Stated exercise:
Look through the material and tally each line bearing the word "detail". Give only the total.

>>>

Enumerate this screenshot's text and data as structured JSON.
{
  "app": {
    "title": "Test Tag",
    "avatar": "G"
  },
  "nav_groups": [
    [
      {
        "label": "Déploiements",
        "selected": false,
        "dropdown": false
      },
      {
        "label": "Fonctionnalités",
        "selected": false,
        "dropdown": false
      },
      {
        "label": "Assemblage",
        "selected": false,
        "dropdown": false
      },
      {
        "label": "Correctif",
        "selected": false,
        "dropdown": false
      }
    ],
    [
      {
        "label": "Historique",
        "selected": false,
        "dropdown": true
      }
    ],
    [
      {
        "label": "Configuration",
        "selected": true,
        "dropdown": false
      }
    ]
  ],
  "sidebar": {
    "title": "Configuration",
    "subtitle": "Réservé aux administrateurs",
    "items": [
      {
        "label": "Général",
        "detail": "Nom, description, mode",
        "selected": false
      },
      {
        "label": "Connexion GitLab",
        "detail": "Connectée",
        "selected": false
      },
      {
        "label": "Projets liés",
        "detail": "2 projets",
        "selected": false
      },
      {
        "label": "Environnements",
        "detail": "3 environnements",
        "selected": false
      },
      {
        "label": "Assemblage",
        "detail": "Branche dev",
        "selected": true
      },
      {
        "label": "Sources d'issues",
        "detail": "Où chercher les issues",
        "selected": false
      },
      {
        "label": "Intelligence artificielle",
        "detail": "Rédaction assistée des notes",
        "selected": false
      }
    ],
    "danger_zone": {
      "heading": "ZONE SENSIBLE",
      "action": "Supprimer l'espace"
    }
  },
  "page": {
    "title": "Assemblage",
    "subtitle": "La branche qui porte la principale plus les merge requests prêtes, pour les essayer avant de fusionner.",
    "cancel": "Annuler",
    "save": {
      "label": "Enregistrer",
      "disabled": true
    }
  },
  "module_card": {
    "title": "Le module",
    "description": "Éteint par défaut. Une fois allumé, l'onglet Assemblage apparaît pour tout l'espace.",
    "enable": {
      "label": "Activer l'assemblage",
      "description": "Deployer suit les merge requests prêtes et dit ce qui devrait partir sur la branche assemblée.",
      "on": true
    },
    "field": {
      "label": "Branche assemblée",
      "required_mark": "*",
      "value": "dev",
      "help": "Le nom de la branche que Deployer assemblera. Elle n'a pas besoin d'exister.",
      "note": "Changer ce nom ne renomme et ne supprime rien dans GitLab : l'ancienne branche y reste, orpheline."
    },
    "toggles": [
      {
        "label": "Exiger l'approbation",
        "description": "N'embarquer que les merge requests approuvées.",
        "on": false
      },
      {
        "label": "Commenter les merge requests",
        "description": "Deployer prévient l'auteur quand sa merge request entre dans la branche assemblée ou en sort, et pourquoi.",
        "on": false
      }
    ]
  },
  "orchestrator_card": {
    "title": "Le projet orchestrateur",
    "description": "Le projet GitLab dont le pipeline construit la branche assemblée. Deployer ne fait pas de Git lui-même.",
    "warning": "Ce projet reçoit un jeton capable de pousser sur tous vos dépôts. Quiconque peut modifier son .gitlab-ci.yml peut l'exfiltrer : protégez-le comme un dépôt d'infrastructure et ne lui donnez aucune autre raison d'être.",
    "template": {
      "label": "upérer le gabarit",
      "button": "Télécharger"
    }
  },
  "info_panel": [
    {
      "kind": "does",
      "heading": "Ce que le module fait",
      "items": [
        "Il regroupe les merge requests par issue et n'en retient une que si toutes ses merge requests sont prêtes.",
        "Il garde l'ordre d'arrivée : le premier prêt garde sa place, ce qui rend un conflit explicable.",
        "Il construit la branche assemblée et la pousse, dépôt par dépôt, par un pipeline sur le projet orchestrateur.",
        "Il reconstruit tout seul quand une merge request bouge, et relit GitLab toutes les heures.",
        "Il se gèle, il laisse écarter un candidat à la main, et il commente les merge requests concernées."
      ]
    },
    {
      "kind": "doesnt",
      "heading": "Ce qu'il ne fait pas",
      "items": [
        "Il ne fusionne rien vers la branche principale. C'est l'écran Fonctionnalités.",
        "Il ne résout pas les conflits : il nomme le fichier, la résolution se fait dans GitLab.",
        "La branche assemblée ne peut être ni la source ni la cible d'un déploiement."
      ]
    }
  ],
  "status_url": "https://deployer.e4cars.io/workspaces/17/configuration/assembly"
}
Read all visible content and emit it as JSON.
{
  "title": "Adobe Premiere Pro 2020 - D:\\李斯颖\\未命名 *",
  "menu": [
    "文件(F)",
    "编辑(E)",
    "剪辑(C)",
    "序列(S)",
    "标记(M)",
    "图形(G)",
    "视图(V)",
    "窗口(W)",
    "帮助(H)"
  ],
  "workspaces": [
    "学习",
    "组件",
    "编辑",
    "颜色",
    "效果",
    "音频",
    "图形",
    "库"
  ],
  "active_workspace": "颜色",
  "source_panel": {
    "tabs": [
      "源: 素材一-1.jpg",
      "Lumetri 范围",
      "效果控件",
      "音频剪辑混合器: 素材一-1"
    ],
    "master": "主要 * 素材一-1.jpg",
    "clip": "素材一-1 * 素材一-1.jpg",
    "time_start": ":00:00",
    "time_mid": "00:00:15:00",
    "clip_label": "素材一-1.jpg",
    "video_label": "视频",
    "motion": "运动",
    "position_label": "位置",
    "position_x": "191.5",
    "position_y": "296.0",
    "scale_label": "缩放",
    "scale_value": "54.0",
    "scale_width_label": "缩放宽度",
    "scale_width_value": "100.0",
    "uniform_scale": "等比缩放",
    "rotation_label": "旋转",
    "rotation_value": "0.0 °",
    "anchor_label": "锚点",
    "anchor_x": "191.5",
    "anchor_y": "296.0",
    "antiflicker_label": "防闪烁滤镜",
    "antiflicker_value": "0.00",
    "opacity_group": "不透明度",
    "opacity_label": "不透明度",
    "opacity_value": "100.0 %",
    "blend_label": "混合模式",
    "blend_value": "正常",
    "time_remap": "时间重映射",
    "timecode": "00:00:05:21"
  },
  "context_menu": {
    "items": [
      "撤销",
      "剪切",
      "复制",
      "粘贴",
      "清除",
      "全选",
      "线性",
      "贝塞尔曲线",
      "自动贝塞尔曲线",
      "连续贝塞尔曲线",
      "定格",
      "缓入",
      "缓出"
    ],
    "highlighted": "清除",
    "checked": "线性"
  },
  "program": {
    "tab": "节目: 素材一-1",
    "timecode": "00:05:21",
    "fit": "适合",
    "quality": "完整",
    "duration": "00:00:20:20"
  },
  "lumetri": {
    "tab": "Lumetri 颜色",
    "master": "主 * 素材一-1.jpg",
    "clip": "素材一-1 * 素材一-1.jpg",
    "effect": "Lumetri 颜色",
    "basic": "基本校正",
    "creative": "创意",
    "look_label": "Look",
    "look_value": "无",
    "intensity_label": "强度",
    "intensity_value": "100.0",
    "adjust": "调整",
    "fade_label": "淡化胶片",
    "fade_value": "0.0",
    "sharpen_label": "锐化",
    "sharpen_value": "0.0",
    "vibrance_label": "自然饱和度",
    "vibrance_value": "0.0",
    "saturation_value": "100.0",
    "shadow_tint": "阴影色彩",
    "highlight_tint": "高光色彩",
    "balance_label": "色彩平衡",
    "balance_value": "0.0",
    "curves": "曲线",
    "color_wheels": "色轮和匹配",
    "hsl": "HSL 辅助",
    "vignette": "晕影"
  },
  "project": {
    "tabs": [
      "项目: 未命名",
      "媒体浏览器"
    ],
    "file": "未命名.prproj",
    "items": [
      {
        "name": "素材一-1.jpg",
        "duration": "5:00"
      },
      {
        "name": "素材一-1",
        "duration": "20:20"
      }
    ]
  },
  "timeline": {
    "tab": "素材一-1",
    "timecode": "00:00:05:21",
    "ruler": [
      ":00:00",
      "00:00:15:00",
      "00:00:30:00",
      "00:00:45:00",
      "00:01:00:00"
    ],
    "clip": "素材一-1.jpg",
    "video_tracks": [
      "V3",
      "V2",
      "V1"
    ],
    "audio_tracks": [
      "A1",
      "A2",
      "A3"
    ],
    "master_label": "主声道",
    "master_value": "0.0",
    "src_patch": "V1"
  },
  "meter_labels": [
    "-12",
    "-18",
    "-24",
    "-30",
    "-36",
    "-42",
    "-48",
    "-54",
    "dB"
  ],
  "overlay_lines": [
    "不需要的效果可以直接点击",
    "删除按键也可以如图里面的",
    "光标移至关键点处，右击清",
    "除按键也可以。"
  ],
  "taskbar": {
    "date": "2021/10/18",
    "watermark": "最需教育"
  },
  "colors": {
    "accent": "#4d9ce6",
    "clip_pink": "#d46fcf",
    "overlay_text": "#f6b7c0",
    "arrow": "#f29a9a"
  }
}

<<<

Full output:
7